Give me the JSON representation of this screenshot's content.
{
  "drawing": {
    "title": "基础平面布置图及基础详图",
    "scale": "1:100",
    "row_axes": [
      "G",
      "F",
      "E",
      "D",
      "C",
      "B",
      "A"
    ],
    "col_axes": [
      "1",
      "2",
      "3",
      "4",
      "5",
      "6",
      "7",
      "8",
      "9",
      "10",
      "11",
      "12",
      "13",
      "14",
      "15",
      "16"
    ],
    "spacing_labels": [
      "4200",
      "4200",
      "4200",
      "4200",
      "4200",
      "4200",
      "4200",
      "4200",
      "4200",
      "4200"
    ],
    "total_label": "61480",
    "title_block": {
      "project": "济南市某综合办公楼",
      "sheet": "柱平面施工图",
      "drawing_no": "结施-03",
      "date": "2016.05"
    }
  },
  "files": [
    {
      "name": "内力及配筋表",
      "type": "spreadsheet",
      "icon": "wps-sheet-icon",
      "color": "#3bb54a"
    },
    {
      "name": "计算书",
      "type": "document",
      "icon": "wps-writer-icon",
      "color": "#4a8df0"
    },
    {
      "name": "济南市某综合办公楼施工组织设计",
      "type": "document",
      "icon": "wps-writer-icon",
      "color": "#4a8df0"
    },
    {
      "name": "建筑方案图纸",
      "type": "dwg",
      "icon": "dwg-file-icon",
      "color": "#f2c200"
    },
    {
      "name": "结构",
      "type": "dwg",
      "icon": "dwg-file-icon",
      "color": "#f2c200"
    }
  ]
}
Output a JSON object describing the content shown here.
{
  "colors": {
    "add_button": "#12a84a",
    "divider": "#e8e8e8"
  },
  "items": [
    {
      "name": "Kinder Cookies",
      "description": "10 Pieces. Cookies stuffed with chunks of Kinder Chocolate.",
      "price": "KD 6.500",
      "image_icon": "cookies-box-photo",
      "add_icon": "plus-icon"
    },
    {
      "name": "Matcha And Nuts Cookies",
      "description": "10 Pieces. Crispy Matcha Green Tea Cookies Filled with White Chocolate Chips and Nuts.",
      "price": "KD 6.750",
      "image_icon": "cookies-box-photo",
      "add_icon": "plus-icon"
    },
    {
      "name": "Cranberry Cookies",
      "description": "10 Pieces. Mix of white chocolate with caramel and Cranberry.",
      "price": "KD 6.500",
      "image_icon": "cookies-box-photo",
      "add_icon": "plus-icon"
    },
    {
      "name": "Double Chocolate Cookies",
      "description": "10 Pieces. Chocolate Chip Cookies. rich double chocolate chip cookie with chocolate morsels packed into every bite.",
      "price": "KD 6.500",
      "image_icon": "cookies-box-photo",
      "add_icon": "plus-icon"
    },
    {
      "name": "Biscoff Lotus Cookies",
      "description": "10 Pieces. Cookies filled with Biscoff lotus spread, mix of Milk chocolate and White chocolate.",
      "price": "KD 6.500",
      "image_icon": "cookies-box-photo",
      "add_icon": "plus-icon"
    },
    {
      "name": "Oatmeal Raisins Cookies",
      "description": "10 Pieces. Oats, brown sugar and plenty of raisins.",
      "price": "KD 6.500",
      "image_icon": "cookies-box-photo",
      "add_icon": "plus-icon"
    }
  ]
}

### What to produce:
Each record above should be restated word for word.

### Task output:
Give me the JSON representation of this screenshot's content.
{
  "drawing": {
    "title": "基础平面布置图及基础详图",
    "scale": "1:100",
    "row_axes": [
      "G",
      "F",
      "E",
      "D",
      "C",
      "B",
      "A"
    ],
    "col_axes": [
      "1",
      "2",
      "3",
      "4",
      "5",
      "6",
      "7",
      "8",
      "9",
      "10",
      "11",
      "12",
      "13",
      "14",
      "15",
      "16"
    ],
    "spacing_labels": [
      "4200",
      "4200",
      "4200",
      "4200",
      "4200",
      "4200",
      "4200",
      "4200",
      "4200",
      "4200"
    ],
    "total_label": "61480",
    "title_block": {
      "project": "济南市某综合办公楼",
      "sheet": "柱平面施工图",
      "drawing_no": "结施-03",
      "date": "2016.05"
    }
  },
  "files": [
    {
      "name": "内力及配筋表",
      "type": "spreadsheet",
      "icon": "wps-sheet-icon",
      "color": "#3bb54a"
    },
    {
      "name": "计算书",
      "type": "document",
      "icon": "wps-writer-icon",
      "color": "#4a8df0"
    },
    {
      "name": "济南市某综合办公楼施工组织设计",
      "type": "document",
      "icon": "wps-writer-icon",
      "color": "#4a8df0"
    },
    {
      "name": "建筑方案图纸",
      "type": "dwg",
      "icon": "dwg-file-icon",
      "color": "#f2c200"
    },
    {
      "name": "结构",
      "type": "dwg",
      "icon": "dwg-file-icon",
      "color": "#f2c200"
    }
  ]
}
Output a JSON object describing the content shown here.
{
  "colors": {
    "add_button": "#12a84a",
    "divider": "#e8e8e8"
  },
  "items": [
    {
      "name": "Kinder Cookies",
      "description": "10 Pieces. Cookies stuffed with chunks of Kinder Chocolate.",
      "price": "KD 6.500",
      "image_icon": "cookies-box-photo",
      "add_icon": "plus-icon"
    },
    {
      "name": "Matcha And Nuts Cookies",
      "description": "10 Pieces. Crispy Matcha Green Tea Cookies Filled with White Chocolate Chips and Nuts.",
      "price": "KD 6.750",
      "image_icon": "cookies-box-photo",
      "add_icon": "plus-icon"
    },
    {
      "name": "Cranberry Cookies",
      "description": "10 Pieces. Mix of white chocolate with caramel and Cranberry.",
      "price": "KD 6.500",
      "image_icon": "cookies-box-photo",
      "add_icon": "plus-icon"
    },
    {
      "name": "Double Chocolate Cookies",
      "description": "10 Pieces. Chocolate Chip Cookies. rich double chocolate chip cookie with chocolate morsels packed into every bite.",
      "price": "KD 6.500",
      "image_icon": "cookies-box-photo",
      "add_icon": "plus-icon"
    },
    {
      "name": "Biscoff Lotus Cookies",
      "description": "10 Pieces. Cookies filled with Biscoff lotus spread, mix of Milk chocolate and White chocolate.",
      "price": "KD 6.500",
      "image_icon": "cookies-box-photo",
      "add_icon": "plus-icon"
    },
    {
      "name": "Oatmeal Raisins Cookies",
      "description": "10 Pieces. Oats, brown sugar and plenty of raisins.",
      "price": "KD 6.500",
      "image_icon": "cookies-box-photo",
      "add_icon": "plus-icon"
    }
  ]
}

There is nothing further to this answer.